* _Stated task_
Copy the rows below exactly, from the first one through the row that contains "topic-input[interactable]: offers: [56, 578, 968, 675]", including both of them.

* _Records for this task_
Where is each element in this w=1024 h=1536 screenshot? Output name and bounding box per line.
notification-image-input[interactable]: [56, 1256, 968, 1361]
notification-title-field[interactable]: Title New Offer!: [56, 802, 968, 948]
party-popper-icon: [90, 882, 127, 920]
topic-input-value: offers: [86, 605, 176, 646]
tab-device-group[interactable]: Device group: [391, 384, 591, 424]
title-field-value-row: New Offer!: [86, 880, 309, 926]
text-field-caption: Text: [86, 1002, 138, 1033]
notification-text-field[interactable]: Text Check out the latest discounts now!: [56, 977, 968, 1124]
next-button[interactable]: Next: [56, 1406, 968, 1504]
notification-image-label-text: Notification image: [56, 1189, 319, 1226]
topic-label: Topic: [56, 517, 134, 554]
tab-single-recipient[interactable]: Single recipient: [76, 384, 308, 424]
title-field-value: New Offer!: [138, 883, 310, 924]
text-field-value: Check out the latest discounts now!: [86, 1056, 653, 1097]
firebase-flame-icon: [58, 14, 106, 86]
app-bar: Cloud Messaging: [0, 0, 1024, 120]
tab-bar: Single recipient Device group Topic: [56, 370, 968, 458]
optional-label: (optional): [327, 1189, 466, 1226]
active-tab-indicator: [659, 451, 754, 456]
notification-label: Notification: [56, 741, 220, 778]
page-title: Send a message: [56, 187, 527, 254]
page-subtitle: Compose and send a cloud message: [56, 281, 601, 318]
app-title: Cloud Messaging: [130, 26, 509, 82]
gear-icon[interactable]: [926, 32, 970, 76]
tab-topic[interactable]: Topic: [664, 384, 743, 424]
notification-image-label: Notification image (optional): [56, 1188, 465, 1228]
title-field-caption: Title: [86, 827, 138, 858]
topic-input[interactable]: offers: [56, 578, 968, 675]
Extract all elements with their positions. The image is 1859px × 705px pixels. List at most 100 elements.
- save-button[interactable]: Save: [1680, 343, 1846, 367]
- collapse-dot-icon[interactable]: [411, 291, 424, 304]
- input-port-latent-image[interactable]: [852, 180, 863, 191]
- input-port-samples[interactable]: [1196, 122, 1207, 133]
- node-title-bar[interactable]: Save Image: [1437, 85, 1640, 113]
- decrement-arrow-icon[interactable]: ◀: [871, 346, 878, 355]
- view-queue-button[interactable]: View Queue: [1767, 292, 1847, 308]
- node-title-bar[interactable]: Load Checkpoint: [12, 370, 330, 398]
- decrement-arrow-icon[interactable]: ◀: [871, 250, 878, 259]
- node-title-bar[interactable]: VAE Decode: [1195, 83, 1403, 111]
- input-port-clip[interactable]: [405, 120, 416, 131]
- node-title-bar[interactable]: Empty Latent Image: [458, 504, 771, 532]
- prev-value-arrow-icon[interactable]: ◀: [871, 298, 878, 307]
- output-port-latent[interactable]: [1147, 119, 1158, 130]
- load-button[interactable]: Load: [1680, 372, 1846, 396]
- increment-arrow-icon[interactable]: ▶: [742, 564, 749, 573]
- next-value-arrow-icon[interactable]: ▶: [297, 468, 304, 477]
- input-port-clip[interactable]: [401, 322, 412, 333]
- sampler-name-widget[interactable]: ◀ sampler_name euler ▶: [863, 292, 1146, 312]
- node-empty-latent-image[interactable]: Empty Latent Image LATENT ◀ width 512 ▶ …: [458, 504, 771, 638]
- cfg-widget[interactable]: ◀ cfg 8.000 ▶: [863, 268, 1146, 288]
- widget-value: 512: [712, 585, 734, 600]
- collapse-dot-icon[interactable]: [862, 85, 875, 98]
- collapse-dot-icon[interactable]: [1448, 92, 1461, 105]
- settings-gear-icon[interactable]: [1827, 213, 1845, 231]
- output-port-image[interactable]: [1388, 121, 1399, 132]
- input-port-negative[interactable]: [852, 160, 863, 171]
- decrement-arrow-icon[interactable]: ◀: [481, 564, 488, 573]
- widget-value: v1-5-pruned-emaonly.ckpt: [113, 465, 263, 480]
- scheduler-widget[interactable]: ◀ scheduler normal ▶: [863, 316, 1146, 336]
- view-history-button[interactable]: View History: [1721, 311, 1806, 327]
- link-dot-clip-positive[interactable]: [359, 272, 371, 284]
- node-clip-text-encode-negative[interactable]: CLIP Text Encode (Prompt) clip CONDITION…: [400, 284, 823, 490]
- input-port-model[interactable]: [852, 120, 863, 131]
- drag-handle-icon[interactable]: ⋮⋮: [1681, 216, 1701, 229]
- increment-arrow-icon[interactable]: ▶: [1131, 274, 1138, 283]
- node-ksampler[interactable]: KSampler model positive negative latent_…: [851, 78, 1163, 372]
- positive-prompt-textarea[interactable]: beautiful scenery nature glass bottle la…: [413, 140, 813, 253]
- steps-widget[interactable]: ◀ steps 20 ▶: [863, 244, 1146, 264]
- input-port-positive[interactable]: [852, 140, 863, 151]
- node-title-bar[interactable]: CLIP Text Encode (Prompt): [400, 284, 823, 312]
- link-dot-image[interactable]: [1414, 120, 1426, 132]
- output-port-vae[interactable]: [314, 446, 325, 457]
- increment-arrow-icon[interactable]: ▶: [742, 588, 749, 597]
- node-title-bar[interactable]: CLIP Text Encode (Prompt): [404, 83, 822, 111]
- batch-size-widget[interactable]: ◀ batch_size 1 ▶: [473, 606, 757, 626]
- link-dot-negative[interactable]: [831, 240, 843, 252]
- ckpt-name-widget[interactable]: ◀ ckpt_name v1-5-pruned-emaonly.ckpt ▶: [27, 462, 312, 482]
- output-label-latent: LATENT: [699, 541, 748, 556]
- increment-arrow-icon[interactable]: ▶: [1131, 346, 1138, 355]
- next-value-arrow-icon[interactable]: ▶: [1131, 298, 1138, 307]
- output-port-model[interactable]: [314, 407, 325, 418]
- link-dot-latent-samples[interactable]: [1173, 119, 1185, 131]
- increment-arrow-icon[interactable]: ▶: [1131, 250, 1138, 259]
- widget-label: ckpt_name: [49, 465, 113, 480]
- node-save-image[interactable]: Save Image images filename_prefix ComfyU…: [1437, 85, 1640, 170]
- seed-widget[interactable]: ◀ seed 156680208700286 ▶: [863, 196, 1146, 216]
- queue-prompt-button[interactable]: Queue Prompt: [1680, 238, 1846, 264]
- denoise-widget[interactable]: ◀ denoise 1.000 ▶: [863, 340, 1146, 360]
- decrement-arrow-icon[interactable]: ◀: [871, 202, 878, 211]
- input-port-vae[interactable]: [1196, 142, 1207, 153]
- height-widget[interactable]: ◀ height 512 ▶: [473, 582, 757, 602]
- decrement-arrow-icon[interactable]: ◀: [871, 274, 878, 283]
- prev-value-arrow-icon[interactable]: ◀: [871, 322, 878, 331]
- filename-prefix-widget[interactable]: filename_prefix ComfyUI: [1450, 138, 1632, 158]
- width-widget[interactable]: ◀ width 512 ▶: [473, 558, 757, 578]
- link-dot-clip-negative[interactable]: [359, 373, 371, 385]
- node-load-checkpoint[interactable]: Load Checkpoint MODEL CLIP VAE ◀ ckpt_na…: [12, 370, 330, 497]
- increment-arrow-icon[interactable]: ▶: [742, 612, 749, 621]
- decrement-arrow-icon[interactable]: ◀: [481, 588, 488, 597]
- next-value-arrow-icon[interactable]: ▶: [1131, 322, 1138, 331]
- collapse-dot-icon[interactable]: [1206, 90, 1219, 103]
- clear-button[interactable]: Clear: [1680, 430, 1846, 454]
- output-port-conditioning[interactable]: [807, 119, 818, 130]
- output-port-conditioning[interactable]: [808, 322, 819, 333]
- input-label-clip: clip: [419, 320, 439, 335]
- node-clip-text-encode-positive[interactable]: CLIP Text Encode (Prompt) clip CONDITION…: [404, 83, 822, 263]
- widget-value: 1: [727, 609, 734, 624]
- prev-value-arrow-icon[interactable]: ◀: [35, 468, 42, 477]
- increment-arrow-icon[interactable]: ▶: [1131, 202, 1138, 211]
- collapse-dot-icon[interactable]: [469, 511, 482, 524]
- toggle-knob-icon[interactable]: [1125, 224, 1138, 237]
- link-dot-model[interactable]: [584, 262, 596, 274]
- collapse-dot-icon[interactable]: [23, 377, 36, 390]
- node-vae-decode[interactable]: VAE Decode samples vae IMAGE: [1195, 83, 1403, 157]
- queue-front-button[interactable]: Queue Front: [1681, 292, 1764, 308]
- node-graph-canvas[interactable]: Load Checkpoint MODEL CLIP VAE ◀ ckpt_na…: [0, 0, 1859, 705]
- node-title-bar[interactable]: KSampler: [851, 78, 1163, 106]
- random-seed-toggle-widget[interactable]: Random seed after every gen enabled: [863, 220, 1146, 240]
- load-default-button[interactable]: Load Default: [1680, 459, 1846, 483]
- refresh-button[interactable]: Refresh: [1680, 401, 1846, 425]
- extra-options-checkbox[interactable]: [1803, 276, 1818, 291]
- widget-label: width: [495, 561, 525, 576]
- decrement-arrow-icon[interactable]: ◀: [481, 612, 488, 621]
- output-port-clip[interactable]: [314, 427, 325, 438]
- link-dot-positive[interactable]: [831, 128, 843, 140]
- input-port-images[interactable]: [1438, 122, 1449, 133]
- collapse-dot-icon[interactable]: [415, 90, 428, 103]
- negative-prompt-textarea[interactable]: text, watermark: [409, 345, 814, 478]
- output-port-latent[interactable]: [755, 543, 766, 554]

* _The completed task_
Where is each element in this w=1024 h=1536 screenshot? Output name and bounding box per line.
notification-image-input[interactable]: [56, 1256, 968, 1361]
notification-title-field[interactable]: Title New Offer!: [56, 802, 968, 948]
party-popper-icon: [90, 882, 127, 920]
topic-input-value: offers: [86, 605, 176, 646]
tab-device-group[interactable]: Device group: [391, 384, 591, 424]
title-field-value-row: New Offer!: [86, 880, 309, 926]
text-field-caption: Text: [86, 1002, 138, 1033]
notification-text-field[interactable]: Text Check out the latest discounts now!: [56, 977, 968, 1124]
next-button[interactable]: Next: [56, 1406, 968, 1504]
notification-image-label-text: Notification image: [56, 1189, 319, 1226]
topic-label: Topic: [56, 517, 134, 554]
tab-single-recipient[interactable]: Single recipient: [76, 384, 308, 424]
title-field-value: New Offer!: [138, 883, 310, 924]
text-field-value: Check out the latest discounts now!: [86, 1056, 653, 1097]
firebase-flame-icon: [58, 14, 106, 86]
app-bar: Cloud Messaging: [0, 0, 1024, 120]
tab-bar: Single recipient Device group Topic: [56, 370, 968, 458]
optional-label: (optional): [327, 1189, 466, 1226]
active-tab-indicator: [659, 451, 754, 456]
notification-label: Notification: [56, 741, 220, 778]
page-title: Send a message: [56, 187, 527, 254]
page-subtitle: Compose and send a cloud message: [56, 281, 601, 318]
app-title: Cloud Messaging: [130, 26, 509, 82]
gear-icon[interactable]: [926, 32, 970, 76]
tab-topic[interactable]: Topic: [664, 384, 743, 424]
notification-image-label: Notification image (optional): [56, 1188, 465, 1228]
title-field-caption: Title: [86, 827, 138, 858]
topic-input[interactable]: offers: [56, 578, 968, 675]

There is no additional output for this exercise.